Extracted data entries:
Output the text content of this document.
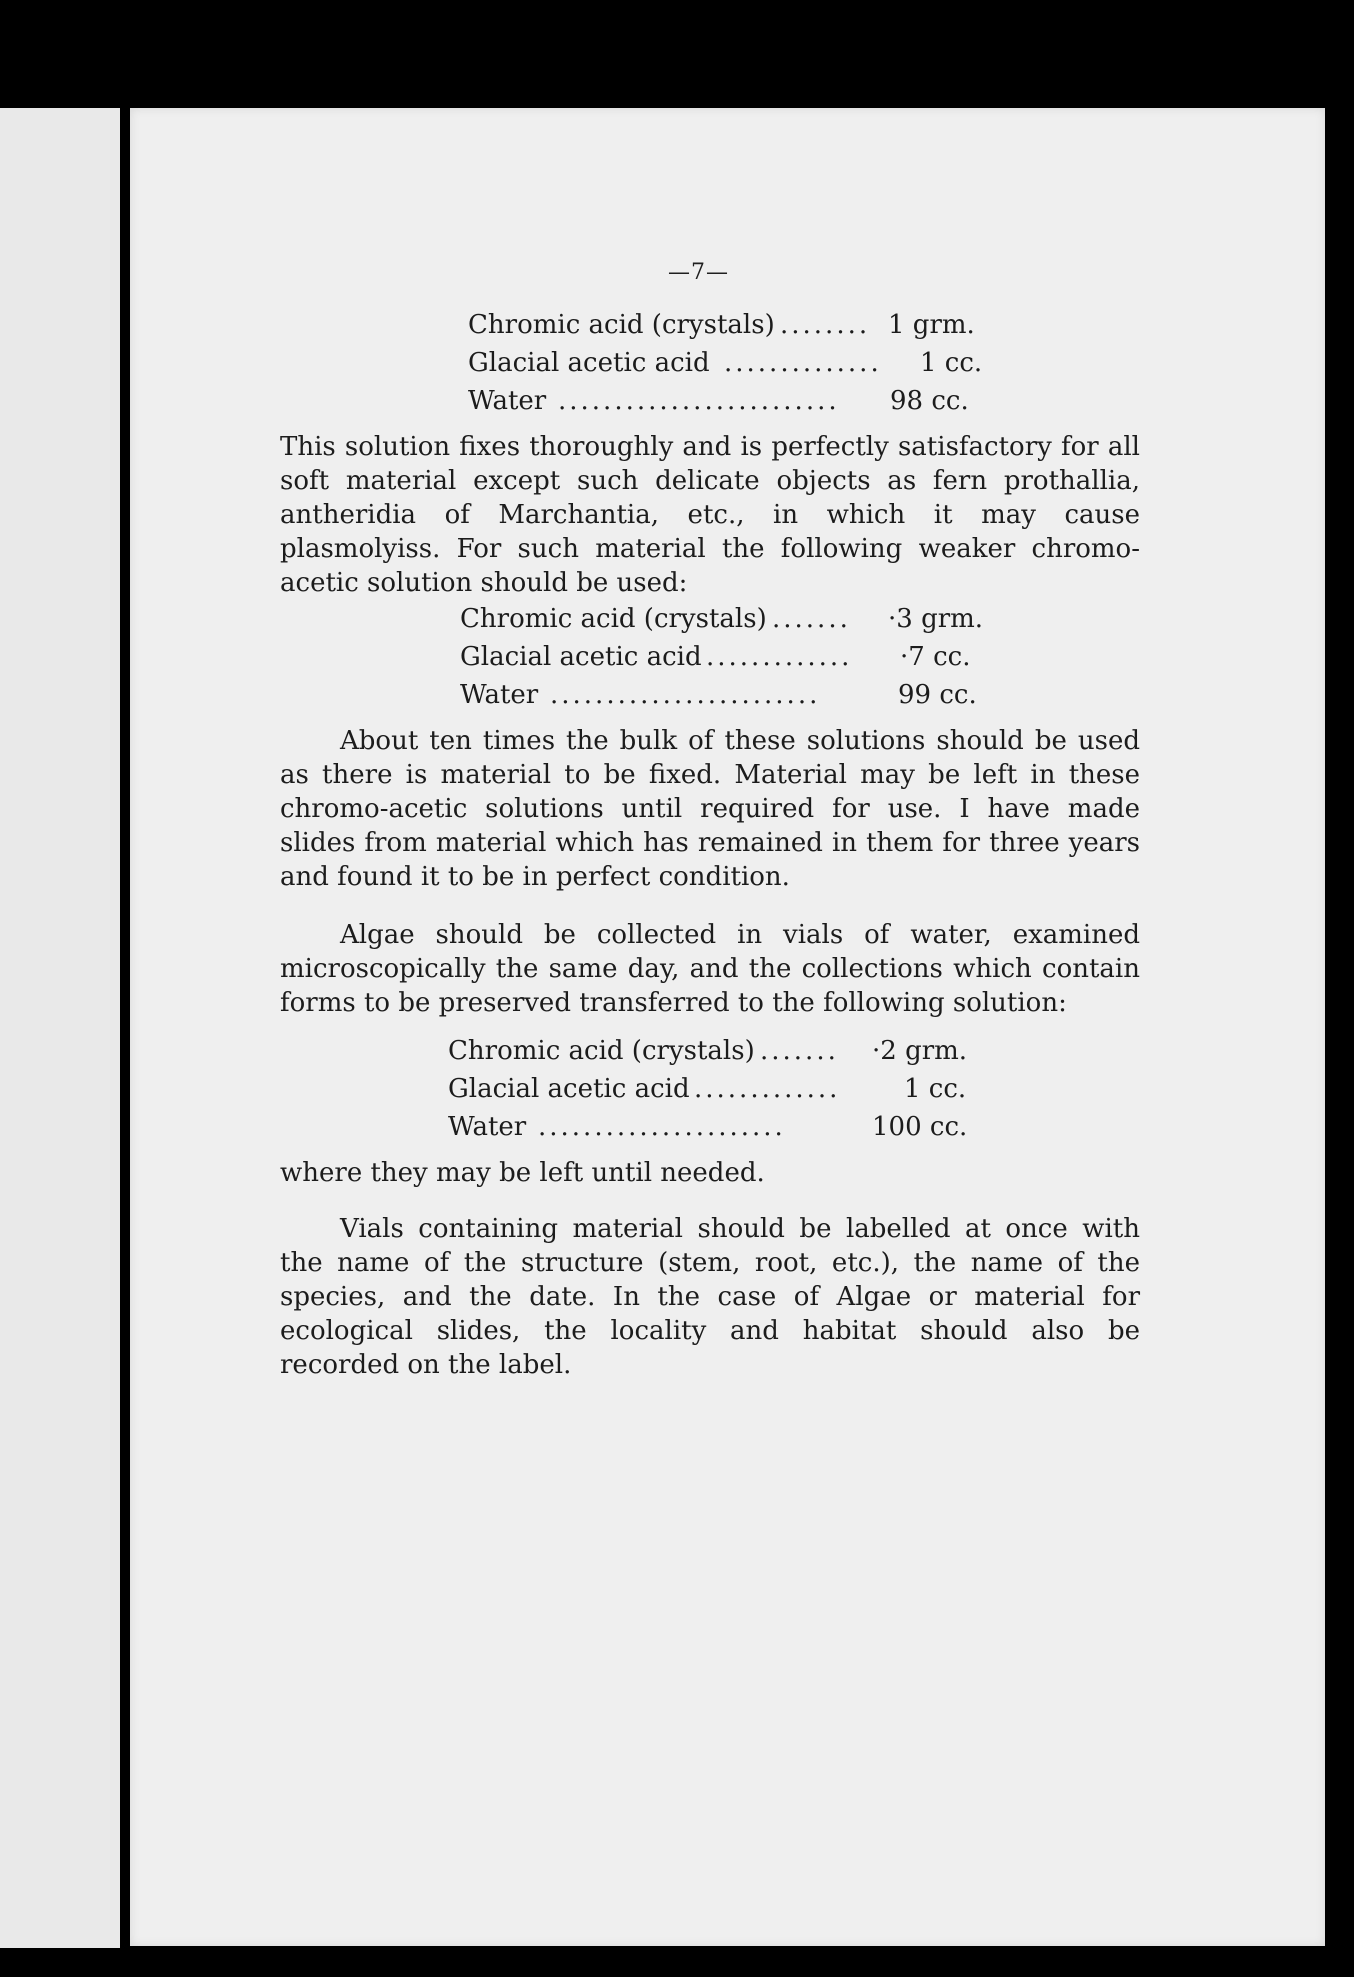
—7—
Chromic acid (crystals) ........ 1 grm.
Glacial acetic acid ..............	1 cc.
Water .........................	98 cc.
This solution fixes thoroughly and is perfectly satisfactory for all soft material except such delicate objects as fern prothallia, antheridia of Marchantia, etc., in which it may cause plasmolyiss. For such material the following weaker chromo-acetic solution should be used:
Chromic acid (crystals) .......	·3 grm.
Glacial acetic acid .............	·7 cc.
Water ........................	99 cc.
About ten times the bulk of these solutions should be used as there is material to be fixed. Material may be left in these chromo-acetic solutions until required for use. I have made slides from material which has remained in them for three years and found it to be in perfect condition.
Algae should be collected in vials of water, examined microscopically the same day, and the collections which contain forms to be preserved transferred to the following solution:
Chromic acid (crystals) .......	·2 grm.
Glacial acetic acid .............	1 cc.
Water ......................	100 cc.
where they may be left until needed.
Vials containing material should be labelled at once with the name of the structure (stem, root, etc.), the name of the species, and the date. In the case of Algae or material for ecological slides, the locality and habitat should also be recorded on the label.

---

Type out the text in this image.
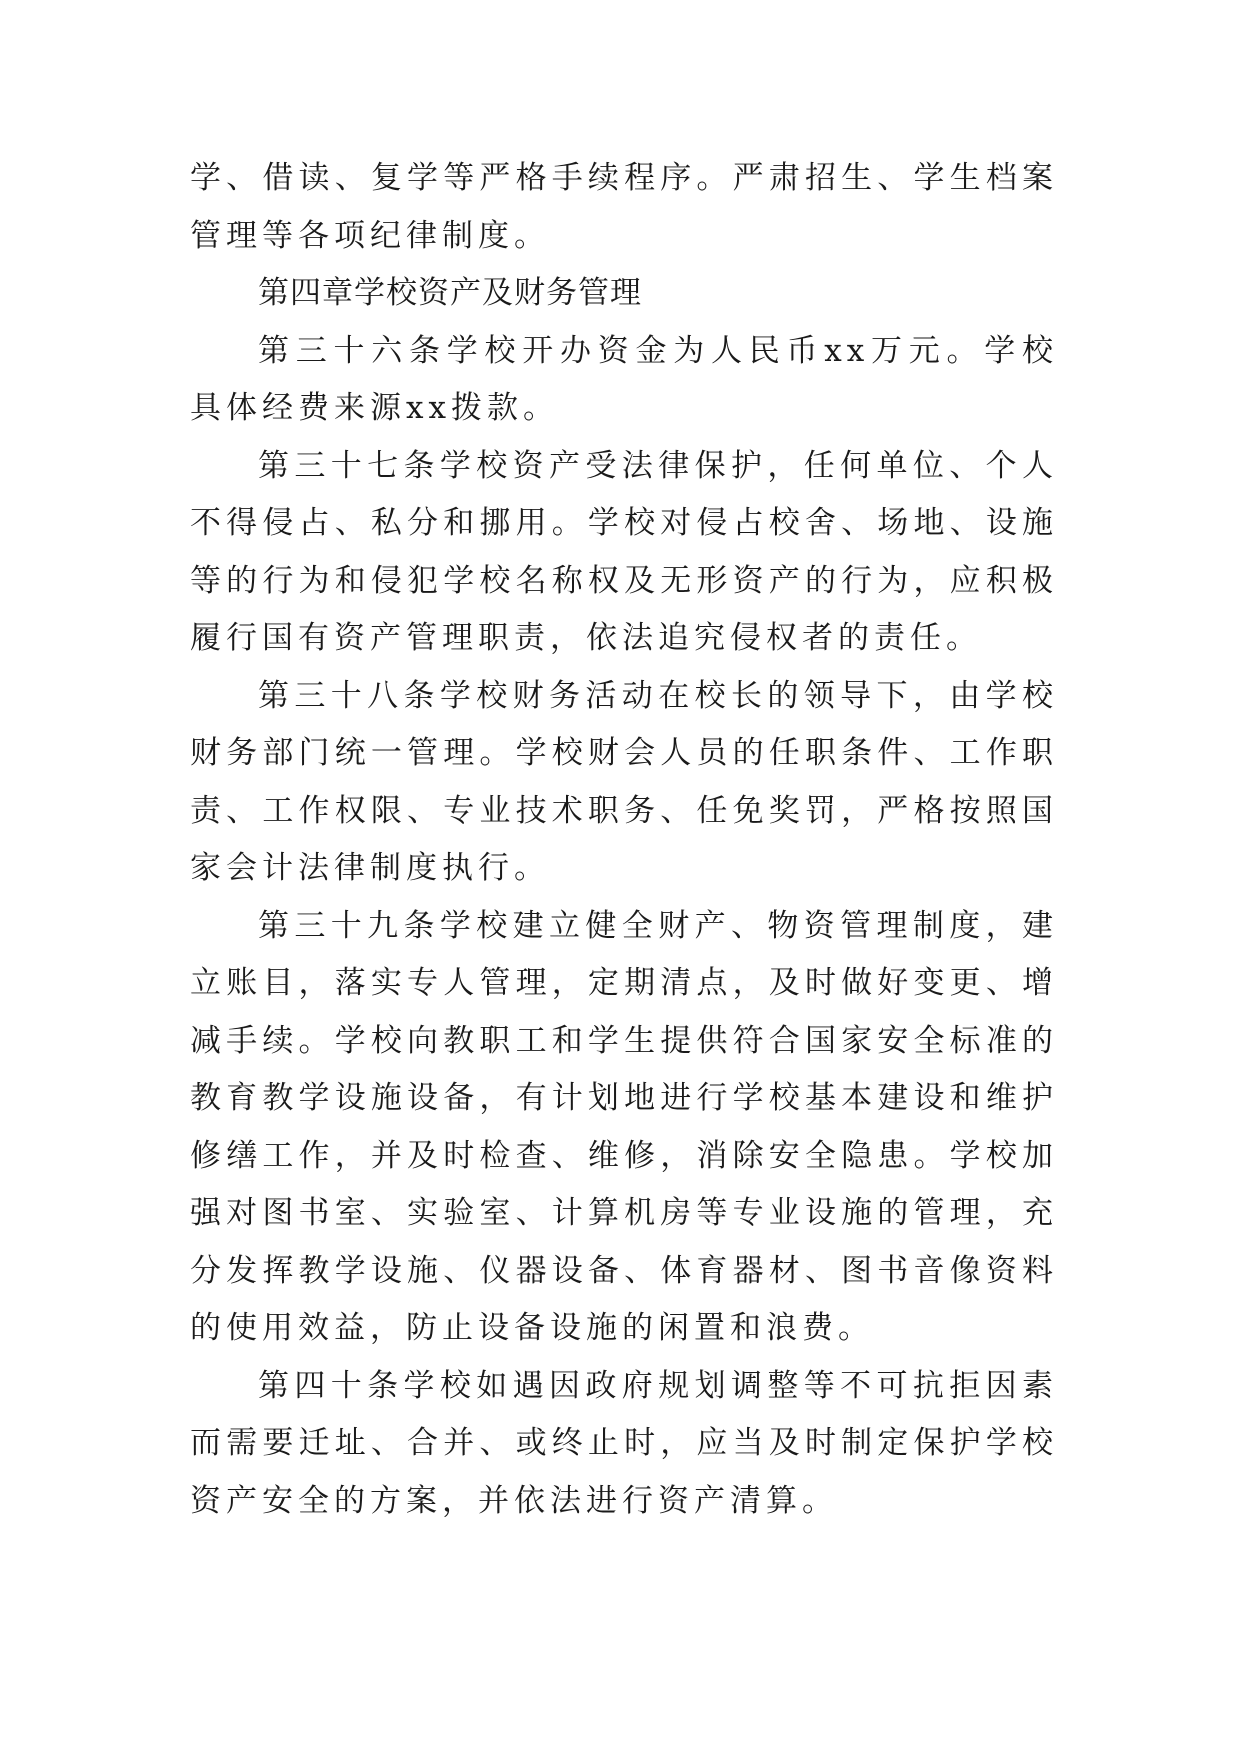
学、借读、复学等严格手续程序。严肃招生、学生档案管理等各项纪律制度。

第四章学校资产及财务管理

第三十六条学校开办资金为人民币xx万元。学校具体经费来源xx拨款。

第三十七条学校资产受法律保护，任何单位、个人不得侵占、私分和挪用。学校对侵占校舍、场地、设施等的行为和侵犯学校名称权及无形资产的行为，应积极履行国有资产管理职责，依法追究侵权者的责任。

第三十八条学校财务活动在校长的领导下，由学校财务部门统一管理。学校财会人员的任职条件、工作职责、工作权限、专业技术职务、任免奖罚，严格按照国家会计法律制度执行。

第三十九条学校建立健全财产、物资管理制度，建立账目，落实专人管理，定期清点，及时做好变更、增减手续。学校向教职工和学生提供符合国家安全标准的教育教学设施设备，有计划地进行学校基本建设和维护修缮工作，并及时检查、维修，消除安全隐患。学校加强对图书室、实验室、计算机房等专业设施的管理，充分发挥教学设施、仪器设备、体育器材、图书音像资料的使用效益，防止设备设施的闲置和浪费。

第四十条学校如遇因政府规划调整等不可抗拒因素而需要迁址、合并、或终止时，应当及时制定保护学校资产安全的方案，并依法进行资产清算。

AIM: Find the word "chromo" in the records and pull out each line that has it.

THE SOLUTION:
This solution fixes thoroughly and is perfectly satisfactory for all soft material except such delicate objects as fern prothallia, antheridia of Marchantia, etc., in which it may cause plasmolyiss. For such material the following weaker chromo-acetic solution should be used:
About ten times the bulk of these solutions should be used as there is material to be fixed. Material may be left in these chromo-acetic solutions until required for use. I have made slides from material which has remained in them for three years and found it to be in perfect condition.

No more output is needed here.